Read the listing and extract each line that includes the word "name".

Data supplied –
━━━━━━━━━━━━━━━━━━━━

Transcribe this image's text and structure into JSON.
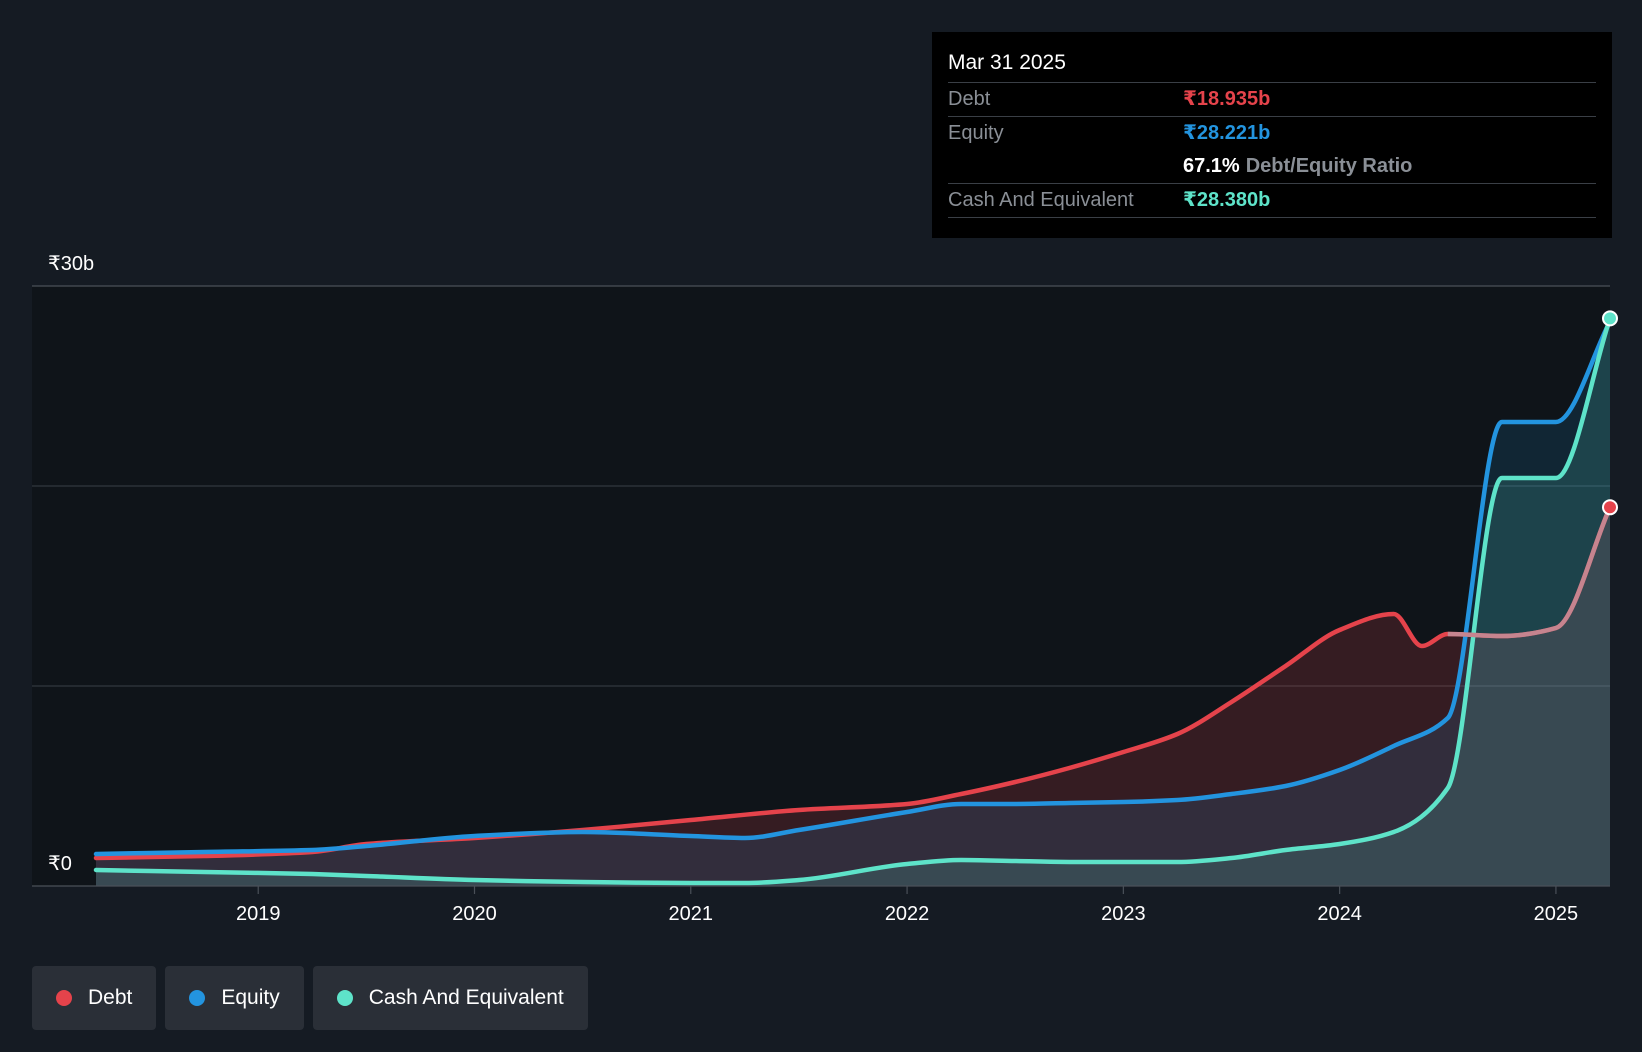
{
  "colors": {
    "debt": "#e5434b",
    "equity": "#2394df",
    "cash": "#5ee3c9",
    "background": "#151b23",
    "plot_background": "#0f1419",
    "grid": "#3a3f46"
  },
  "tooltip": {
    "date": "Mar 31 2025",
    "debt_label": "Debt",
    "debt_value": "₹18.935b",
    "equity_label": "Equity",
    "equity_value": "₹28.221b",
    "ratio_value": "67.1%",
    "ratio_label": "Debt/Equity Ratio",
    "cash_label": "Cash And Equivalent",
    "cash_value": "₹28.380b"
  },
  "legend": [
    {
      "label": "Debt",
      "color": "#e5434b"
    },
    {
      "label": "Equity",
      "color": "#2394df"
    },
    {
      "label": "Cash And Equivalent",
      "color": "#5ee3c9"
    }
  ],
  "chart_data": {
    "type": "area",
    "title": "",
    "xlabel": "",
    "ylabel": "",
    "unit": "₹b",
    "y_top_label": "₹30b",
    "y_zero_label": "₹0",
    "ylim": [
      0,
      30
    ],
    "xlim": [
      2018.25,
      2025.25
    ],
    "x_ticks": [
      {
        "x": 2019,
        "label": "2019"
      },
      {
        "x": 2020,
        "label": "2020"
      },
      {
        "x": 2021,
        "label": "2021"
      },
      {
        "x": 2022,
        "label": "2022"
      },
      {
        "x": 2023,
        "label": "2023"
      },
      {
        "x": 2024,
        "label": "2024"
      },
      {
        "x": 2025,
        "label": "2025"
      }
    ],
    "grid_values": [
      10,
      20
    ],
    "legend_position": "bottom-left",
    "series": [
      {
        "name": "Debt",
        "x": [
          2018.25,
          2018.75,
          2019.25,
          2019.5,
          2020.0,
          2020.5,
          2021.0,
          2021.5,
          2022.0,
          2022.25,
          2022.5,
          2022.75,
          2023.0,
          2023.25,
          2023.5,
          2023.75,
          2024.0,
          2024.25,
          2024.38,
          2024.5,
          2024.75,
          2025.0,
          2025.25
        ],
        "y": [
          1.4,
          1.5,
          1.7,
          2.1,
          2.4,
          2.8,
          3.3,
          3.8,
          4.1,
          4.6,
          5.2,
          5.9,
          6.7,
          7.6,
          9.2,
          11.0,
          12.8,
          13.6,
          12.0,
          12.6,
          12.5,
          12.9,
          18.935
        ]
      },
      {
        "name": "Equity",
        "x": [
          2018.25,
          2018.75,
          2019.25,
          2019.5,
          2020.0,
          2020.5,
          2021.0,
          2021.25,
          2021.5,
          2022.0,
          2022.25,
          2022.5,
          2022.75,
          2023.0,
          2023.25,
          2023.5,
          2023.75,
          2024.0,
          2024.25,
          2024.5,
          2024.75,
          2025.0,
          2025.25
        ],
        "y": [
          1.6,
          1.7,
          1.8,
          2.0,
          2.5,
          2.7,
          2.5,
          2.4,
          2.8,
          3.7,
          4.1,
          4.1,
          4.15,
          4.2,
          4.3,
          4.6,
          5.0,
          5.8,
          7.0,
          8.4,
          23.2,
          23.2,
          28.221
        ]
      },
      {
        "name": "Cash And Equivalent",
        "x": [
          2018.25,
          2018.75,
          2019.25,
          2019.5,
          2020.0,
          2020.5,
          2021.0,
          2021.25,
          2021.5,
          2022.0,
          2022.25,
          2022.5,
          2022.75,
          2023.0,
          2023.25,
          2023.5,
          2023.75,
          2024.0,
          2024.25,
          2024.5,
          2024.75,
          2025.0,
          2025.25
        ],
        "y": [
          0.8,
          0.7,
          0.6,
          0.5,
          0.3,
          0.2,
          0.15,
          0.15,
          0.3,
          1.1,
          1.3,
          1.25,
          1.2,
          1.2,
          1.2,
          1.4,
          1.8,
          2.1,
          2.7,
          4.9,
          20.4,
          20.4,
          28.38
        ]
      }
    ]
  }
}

━━━━━━━━━━━━━━━━━━━━

Answer to this problem –
        "name": "Debt",
        "name": "Equity",
        "name": "Cash And Equivalent",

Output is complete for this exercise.